▶ **THE PROBLEM**
Check each line of the material below for "Spencer", then copy the ones that contain it.

[Data records]
****************
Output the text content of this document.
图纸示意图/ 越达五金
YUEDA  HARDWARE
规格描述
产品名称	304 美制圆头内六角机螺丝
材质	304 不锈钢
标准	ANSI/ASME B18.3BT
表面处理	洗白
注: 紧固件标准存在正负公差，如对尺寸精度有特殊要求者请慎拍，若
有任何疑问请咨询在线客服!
****************
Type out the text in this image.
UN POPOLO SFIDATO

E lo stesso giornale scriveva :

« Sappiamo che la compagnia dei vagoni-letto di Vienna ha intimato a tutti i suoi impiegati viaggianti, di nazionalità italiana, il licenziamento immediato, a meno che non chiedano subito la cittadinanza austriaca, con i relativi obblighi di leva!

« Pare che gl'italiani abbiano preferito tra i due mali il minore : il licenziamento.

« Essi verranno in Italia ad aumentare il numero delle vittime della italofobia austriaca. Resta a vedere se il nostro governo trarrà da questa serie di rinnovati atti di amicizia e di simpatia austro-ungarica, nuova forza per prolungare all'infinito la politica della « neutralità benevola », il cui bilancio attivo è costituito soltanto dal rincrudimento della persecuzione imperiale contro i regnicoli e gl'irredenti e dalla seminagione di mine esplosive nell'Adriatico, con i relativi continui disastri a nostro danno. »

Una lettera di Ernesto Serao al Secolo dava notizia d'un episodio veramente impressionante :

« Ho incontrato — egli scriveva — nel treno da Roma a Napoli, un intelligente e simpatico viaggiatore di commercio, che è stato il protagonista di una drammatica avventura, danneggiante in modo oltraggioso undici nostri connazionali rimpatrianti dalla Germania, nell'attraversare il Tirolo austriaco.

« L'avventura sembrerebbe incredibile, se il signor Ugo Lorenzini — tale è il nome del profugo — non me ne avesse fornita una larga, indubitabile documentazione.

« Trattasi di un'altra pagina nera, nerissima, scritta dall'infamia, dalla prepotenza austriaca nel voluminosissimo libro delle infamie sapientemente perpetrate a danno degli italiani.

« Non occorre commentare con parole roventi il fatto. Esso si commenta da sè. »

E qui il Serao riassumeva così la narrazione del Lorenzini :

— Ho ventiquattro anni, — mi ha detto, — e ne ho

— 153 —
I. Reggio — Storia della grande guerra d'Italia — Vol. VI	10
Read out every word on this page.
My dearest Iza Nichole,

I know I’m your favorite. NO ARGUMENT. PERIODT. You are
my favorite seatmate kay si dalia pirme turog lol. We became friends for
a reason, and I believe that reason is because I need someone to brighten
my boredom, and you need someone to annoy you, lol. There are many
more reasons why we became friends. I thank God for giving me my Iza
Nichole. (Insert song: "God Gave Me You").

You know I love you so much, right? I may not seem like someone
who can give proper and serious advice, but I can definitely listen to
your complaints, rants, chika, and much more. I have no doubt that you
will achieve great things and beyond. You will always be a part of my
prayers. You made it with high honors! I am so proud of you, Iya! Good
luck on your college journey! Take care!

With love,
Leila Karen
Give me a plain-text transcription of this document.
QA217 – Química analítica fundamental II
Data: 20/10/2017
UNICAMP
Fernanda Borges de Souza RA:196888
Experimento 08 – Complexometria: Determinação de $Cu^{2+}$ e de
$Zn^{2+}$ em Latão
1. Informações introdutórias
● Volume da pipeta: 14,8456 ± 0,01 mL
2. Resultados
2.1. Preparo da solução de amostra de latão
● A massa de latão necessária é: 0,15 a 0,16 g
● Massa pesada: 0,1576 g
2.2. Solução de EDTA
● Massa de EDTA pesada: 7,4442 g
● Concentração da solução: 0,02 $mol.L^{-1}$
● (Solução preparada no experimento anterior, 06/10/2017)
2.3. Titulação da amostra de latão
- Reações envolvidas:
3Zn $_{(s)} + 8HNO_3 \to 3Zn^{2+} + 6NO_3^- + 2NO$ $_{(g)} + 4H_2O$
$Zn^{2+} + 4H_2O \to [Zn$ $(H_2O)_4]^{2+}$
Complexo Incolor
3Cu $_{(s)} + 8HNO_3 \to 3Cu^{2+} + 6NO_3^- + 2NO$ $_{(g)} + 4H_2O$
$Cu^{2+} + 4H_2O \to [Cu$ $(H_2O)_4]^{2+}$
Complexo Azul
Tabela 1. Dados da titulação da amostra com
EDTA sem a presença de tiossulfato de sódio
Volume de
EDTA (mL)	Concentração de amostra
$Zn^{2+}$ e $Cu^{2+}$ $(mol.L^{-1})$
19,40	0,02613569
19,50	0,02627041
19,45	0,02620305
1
****************
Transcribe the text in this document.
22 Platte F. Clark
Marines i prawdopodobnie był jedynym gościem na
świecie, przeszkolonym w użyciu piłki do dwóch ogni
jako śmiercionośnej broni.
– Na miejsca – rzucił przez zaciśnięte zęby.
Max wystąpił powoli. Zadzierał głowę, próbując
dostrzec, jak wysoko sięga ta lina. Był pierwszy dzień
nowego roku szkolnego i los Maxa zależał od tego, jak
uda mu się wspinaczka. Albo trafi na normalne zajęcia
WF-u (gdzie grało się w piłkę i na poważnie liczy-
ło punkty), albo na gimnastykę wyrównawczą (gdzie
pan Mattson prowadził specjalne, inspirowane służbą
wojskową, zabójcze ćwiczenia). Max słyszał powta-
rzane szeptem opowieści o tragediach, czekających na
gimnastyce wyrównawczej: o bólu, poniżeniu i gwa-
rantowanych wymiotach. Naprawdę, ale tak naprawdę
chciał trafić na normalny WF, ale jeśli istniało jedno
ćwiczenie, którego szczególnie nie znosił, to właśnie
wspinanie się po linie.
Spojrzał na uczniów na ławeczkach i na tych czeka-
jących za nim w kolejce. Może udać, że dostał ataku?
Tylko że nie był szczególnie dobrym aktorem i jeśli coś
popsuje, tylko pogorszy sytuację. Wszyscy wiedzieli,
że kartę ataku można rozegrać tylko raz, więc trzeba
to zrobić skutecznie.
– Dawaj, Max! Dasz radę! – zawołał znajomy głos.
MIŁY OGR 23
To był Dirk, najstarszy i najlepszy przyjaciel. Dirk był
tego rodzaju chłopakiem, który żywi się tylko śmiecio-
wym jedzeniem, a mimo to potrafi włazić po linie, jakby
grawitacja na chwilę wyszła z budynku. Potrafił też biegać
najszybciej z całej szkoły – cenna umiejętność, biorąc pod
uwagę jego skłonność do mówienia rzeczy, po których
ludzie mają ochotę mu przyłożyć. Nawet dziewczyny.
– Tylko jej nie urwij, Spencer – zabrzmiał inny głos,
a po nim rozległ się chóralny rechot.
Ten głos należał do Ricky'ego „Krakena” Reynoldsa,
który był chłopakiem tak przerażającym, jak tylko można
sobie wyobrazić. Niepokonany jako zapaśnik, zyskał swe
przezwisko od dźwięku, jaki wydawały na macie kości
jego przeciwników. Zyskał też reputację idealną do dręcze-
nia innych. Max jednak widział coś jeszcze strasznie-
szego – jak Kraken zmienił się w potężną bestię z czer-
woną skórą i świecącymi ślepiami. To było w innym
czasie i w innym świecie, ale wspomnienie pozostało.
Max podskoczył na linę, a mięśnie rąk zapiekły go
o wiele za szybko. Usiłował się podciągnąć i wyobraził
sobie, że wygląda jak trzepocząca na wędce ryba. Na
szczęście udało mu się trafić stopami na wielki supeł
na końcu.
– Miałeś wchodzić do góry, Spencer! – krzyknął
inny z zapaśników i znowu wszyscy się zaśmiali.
****************
▶ **RESULT**
– Tylko jej nie urwij, Spencer – zabrzmiał inny głos,
– Miałeś wchodzić do góry, Spencer! – krzyknął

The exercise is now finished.